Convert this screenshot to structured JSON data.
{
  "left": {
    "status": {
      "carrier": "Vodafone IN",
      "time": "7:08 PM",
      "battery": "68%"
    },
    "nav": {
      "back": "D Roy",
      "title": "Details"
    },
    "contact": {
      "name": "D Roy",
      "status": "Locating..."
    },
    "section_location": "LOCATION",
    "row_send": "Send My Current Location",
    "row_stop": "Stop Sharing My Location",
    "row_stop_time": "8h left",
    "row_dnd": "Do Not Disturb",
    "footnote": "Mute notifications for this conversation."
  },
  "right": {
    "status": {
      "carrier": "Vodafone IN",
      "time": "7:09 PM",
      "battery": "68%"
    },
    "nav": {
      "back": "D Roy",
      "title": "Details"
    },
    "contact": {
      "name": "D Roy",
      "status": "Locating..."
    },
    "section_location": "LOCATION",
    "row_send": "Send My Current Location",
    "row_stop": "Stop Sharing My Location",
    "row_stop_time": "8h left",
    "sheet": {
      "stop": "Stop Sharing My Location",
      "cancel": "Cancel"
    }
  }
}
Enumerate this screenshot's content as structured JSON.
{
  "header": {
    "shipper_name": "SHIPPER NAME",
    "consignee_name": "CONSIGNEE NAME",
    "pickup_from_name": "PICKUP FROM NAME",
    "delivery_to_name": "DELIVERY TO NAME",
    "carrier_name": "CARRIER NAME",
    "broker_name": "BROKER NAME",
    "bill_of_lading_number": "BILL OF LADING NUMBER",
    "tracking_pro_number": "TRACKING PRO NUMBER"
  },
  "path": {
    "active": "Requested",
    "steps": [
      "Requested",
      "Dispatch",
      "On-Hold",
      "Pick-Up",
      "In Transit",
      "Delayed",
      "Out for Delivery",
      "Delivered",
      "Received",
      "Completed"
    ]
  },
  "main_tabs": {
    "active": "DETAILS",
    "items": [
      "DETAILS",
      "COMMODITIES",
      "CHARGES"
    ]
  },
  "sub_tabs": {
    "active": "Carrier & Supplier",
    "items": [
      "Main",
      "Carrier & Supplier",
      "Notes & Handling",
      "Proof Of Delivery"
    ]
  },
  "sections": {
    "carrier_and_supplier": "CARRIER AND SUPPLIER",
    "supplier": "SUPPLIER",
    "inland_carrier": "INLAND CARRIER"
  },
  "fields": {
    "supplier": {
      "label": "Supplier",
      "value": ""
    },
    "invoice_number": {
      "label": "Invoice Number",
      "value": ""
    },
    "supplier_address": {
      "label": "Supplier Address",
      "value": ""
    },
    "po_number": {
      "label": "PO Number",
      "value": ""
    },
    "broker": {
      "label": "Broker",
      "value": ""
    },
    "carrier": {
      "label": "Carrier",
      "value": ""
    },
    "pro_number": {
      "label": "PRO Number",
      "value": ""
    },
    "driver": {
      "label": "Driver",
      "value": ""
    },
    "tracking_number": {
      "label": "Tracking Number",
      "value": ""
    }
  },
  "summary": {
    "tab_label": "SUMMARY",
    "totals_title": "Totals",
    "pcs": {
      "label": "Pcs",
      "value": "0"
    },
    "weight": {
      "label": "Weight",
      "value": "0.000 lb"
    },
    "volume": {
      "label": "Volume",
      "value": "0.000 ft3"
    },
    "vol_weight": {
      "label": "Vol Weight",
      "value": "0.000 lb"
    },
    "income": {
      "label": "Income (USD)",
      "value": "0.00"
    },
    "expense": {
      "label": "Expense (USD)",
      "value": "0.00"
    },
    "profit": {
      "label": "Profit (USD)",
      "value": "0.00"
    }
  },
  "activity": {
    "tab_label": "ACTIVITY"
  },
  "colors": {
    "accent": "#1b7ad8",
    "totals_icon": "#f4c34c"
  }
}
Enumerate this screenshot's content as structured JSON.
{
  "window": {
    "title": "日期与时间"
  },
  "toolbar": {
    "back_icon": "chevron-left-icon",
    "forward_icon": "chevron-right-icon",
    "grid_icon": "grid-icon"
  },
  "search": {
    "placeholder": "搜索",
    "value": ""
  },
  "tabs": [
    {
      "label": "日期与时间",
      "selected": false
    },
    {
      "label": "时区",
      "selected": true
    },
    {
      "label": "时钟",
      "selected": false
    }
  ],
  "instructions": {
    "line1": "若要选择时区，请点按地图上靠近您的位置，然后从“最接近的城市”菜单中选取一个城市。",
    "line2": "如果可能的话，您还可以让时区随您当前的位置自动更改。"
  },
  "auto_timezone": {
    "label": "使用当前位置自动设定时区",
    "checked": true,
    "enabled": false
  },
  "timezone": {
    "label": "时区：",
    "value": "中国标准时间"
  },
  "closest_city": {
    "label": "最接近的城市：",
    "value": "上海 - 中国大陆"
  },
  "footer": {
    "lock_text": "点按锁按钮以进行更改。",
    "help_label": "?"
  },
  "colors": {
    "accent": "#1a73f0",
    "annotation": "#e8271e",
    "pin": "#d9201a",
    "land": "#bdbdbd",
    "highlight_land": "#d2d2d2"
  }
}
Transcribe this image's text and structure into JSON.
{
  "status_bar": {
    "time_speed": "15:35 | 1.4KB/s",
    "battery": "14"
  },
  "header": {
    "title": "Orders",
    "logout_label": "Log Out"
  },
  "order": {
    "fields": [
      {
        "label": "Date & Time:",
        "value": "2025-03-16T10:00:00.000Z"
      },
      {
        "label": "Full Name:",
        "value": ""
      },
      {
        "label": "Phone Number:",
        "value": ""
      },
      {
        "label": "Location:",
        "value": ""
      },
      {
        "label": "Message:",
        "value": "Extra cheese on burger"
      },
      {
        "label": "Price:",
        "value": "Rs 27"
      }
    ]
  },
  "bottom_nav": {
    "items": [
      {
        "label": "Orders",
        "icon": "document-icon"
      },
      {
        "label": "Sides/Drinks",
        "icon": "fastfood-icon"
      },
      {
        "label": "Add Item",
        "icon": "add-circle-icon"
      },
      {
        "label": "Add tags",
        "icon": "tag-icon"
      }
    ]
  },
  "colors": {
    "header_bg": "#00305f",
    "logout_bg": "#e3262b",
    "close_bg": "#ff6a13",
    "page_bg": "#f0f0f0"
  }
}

──────

» Exercise
Output each record exactly, leaving nothing out.

» Result
Convert this screenshot to structured JSON data.
{
  "left": {
    "status": {
      "carrier": "Vodafone IN",
      "time": "7:08 PM",
      "battery": "68%"
    },
    "nav": {
      "back": "D Roy",
      "title": "Details"
    },
    "contact": {
      "name": "D Roy",
      "status": "Locating..."
    },
    "section_location": "LOCATION",
    "row_send": "Send My Current Location",
    "row_stop": "Stop Sharing My Location",
    "row_stop_time": "8h left",
    "row_dnd": "Do Not Disturb",
    "footnote": "Mute notifications for this conversation."
  },
  "right": {
    "status": {
      "carrier": "Vodafone IN",
      "time": "7:09 PM",
      "battery": "68%"
    },
    "nav": {
      "back": "D Roy",
      "title": "Details"
    },
    "contact": {
      "name": "D Roy",
      "status": "Locating..."
    },
    "section_location": "LOCATION",
    "row_send": "Send My Current Location",
    "row_stop": "Stop Sharing My Location",
    "row_stop_time": "8h left",
    "sheet": {
      "stop": "Stop Sharing My Location",
      "cancel": "Cancel"
    }
  }
}
Enumerate this screenshot's content as structured JSON.
{
  "header": {
    "shipper_name": "SHIPPER NAME",
    "consignee_name": "CONSIGNEE NAME",
    "pickup_from_name": "PICKUP FROM NAME",
    "delivery_to_name": "DELIVERY TO NAME",
    "carrier_name": "CARRIER NAME",
    "broker_name": "BROKER NAME",
    "bill_of_lading_number": "BILL OF LADING NUMBER",
    "tracking_pro_number": "TRACKING PRO NUMBER"
  },
  "path": {
    "active": "Requested",
    "steps": [
      "Requested",
      "Dispatch",
      "On-Hold",
      "Pick-Up",
      "In Transit",
      "Delayed",
      "Out for Delivery",
      "Delivered",
      "Received",
      "Completed"
    ]
  },
  "main_tabs": {
    "active": "DETAILS",
    "items": [
      "DETAILS",
      "COMMODITIES",
      "CHARGES"
    ]
  },
  "sub_tabs": {
    "active": "Carrier & Supplier",
    "items": [
      "Main",
      "Carrier & Supplier",
      "Notes & Handling",
      "Proof Of Delivery"
    ]
  },
  "sections": {
    "carrier_and_supplier": "CARRIER AND SUPPLIER",
    "supplier": "SUPPLIER",
    "inland_carrier": "INLAND CARRIER"
  },
  "fields": {
    "supplier": {
      "label": "Supplier",
      "value": ""
    },
    "invoice_number": {
      "label": "Invoice Number",
      "value": ""
    },
    "supplier_address": {
      "label": "Supplier Address",
      "value": ""
    },
    "po_number": {
      "label": "PO Number",
      "value": ""
    },
    "broker": {
      "label": "Broker",
      "value": ""
    },
    "carrier": {
      "label": "Carrier",
      "value": ""
    },
    "pro_number": {
      "label": "PRO Number",
      "value": ""
    },
    "driver": {
      "label": "Driver",
      "value": ""
    },
    "tracking_number": {
      "label": "Tracking Number",
      "value": ""
    }
  },
  "summary": {
    "tab_label": "SUMMARY",
    "totals_title": "Totals",
    "pcs": {
      "label": "Pcs",
      "value": "0"
    },
    "weight": {
      "label": "Weight",
      "value": "0.000 lb"
    },
    "volume": {
      "label": "Volume",
      "value": "0.000 ft3"
    },
    "vol_weight": {
      "label": "Vol Weight",
      "value": "0.000 lb"
    },
    "income": {
      "label": "Income (USD)",
      "value": "0.00"
    },
    "expense": {
      "label": "Expense (USD)",
      "value": "0.00"
    },
    "profit": {
      "label": "Profit (USD)",
      "value": "0.00"
    }
  },
  "activity": {
    "tab_label": "ACTIVITY"
  },
  "colors": {
    "accent": "#1b7ad8",
    "totals_icon": "#f4c34c"
  }
}
Enumerate this screenshot's content as structured JSON.
{
  "window": {
    "title": "日期与时间"
  },
  "toolbar": {
    "back_icon": "chevron-left-icon",
    "forward_icon": "chevron-right-icon",
    "grid_icon": "grid-icon"
  },
  "search": {
    "placeholder": "搜索",
    "value": ""
  },
  "tabs": [
    {
      "label": "日期与时间",
      "selected": false
    },
    {
      "label": "时区",
      "selected": true
    },
    {
      "label": "时钟",
      "selected": false
    }
  ],
  "instructions": {
    "line1": "若要选择时区，请点按地图上靠近您的位置，然后从“最接近的城市”菜单中选取一个城市。",
    "line2": "如果可能的话，您还可以让时区随您当前的位置自动更改。"
  },
  "auto_timezone": {
    "label": "使用当前位置自动设定时区",
    "checked": true,
    "enabled": false
  },
  "timezone": {
    "label": "时区：",
    "value": "中国标准时间"
  },
  "closest_city": {
    "label": "最接近的城市：",
    "value": "上海 - 中国大陆"
  },
  "footer": {
    "lock_text": "点按锁按钮以进行更改。",
    "help_label": "?"
  },
  "colors": {
    "accent": "#1a73f0",
    "annotation": "#e8271e",
    "pin": "#d9201a",
    "land": "#bdbdbd",
    "highlight_land": "#d2d2d2"
  }
}
Transcribe this image's text and structure into JSON.
{
  "status_bar": {
    "time_speed": "15:35 | 1.4KB/s",
    "battery": "14"
  },
  "header": {
    "title": "Orders",
    "logout_label": "Log Out"
  },
  "order": {
    "fields": [
      {
        "label": "Date & Time:",
        "value": "2025-03-16T10:00:00.000Z"
      },
      {
        "label": "Full Name:",
        "value": ""
      },
      {
        "label": "Phone Number:",
        "value": ""
      },
      {
        "label": "Location:",
        "value": ""
      },
      {
        "label": "Message:",
        "value": "Extra cheese on burger"
      },
      {
        "label": "Price:",
        "value": "Rs 27"
      }
    ]
  },
  "bottom_nav": {
    "items": [
      {
        "label": "Orders",
        "icon": "document-icon"
      },
      {
        "label": "Sides/Drinks",
        "icon": "fastfood-icon"
      },
      {
        "label": "Add Item",
        "icon": "add-circle-icon"
      },
      {
        "label": "Add tags",
        "icon": "tag-icon"
      }
    ]
  },
  "colors": {
    "header_bg": "#00305f",
    "logout_bg": "#e3262b",
    "close_bg": "#ff6a13",
    "page_bg": "#f0f0f0"
  }
}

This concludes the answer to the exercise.